Dataset entries:
********************

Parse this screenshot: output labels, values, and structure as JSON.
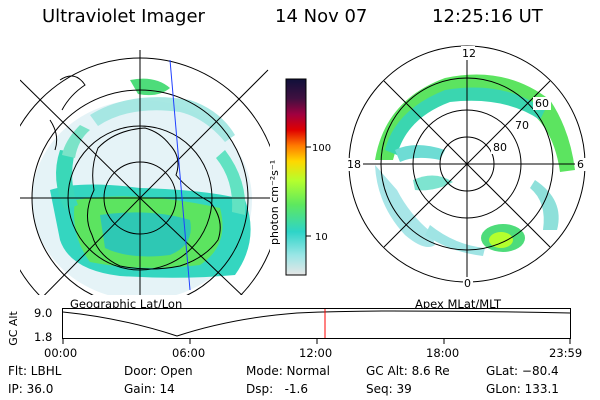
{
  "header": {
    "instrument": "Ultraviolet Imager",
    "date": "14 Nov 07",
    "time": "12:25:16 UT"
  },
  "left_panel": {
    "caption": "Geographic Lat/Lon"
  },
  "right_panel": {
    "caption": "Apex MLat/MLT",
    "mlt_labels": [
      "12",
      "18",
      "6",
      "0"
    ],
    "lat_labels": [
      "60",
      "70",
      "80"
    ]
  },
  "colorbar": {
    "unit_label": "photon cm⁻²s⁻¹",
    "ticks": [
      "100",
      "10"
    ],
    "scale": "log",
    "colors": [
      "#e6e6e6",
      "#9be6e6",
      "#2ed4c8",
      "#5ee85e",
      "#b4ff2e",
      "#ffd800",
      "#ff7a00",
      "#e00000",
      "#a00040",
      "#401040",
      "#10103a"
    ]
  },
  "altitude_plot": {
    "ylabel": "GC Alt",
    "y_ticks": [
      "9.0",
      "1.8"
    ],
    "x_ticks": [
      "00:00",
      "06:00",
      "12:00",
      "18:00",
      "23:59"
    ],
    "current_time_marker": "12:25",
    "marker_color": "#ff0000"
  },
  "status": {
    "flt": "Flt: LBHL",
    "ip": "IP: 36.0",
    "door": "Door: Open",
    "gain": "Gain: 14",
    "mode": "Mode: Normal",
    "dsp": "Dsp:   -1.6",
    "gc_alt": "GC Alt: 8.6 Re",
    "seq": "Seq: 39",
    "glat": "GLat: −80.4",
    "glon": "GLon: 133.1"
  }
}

********************

From start to finish, output the listing exactly, but omit its pictures.

Reply:
Parse this screenshot: output labels, values, and structure as JSON.
{
  "header": {
    "instrument": "Ultraviolet Imager",
    "date": "14 Nov 07",
    "time": "12:25:16 UT"
  },
  "left_panel": {
    "caption": "Geographic Lat/Lon"
  },
  "right_panel": {
    "caption": "Apex MLat/MLT",
    "mlt_labels": [
      "12",
      "18",
      "6",
      "0"
    ],
    "lat_labels": [
      "60",
      "70",
      "80"
    ]
  },
  "colorbar": {
    "unit_label": "photon cm⁻²s⁻¹",
    "ticks": [
      "100",
      "10"
    ],
    "scale": "log",
    "colors": [
      "#e6e6e6",
      "#9be6e6",
      "#2ed4c8",
      "#5ee85e",
      "#b4ff2e",
      "#ffd800",
      "#ff7a00",
      "#e00000",
      "#a00040",
      "#401040",
      "#10103a"
    ]
  },
  "altitude_plot": {
    "ylabel": "GC Alt",
    "y_ticks": [
      "9.0",
      "1.8"
    ],
    "x_ticks": [
      "00:00",
      "06:00",
      "12:00",
      "18:00",
      "23:59"
    ],
    "current_time_marker": "12:25",
    "marker_color": "#ff0000"
  },
  "status": {
    "flt": "Flt: LBHL",
    "ip": "IP: 36.0",
    "door": "Door: Open",
    "gain": "Gain: 14",
    "mode": "Mode: Normal",
    "dsp": "Dsp:   -1.6",
    "gc_alt": "GC Alt: 8.6 Re",
    "seq": "Seq: 39",
    "glat": "GLat: −80.4",
    "glon": "GLon: 133.1"
  }
}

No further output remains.